◆ Work instructions ◆
Starting at the beginning of the records and ending with the line that contains "staticText: Not a", rewrite those lines with "Email address" changed to "Username" and everything else left the same.
##### Material for this task
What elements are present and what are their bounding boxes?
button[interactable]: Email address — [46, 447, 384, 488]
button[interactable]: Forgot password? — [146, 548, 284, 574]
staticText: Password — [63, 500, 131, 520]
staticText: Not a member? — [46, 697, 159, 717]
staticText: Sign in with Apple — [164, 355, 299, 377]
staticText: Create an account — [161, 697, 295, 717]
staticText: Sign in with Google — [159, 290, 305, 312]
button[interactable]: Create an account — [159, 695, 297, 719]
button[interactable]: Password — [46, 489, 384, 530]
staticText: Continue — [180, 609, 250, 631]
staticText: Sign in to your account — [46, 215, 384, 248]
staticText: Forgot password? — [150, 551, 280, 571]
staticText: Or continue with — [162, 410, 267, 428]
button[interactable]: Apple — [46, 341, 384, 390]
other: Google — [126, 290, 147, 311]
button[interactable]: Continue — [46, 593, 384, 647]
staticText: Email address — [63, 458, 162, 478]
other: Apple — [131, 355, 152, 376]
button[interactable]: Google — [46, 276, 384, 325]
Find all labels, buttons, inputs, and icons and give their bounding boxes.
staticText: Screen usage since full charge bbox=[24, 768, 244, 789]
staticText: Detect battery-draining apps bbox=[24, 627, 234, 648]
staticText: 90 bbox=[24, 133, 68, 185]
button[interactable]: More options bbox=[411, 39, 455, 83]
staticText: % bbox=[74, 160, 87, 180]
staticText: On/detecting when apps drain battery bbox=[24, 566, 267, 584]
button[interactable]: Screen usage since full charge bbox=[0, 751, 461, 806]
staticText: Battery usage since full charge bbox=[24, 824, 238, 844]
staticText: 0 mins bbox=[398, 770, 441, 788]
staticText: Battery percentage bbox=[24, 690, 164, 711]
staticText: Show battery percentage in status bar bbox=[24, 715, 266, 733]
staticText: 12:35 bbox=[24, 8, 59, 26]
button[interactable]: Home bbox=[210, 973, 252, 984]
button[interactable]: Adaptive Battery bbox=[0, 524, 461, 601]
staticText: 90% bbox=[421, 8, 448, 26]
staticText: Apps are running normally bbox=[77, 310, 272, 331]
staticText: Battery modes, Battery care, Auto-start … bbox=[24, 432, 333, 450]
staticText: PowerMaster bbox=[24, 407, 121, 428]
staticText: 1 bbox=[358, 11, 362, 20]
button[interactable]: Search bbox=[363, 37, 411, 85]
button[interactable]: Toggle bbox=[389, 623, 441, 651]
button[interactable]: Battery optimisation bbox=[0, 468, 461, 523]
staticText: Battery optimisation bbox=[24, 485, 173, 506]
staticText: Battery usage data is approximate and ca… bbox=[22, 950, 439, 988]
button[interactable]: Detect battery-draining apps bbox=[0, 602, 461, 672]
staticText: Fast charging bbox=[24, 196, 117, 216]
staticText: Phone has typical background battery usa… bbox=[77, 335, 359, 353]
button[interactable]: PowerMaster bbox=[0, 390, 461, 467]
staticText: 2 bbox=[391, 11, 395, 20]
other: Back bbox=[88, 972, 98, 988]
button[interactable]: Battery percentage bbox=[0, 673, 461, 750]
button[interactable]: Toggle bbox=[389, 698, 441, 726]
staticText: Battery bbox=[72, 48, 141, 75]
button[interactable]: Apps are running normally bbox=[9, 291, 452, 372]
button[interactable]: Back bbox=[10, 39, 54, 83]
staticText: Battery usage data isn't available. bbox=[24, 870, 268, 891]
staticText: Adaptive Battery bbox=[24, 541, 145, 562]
##########
◆ Answer for this exercise ◆
What elements are present and what are their bounding boxes?
button[interactable]: Username — [46, 447, 384, 488]
button[interactable]: Forgot password? — [146, 548, 284, 574]
staticText: Password — [63, 500, 131, 520]
staticText: Not a member? — [46, 697, 159, 717]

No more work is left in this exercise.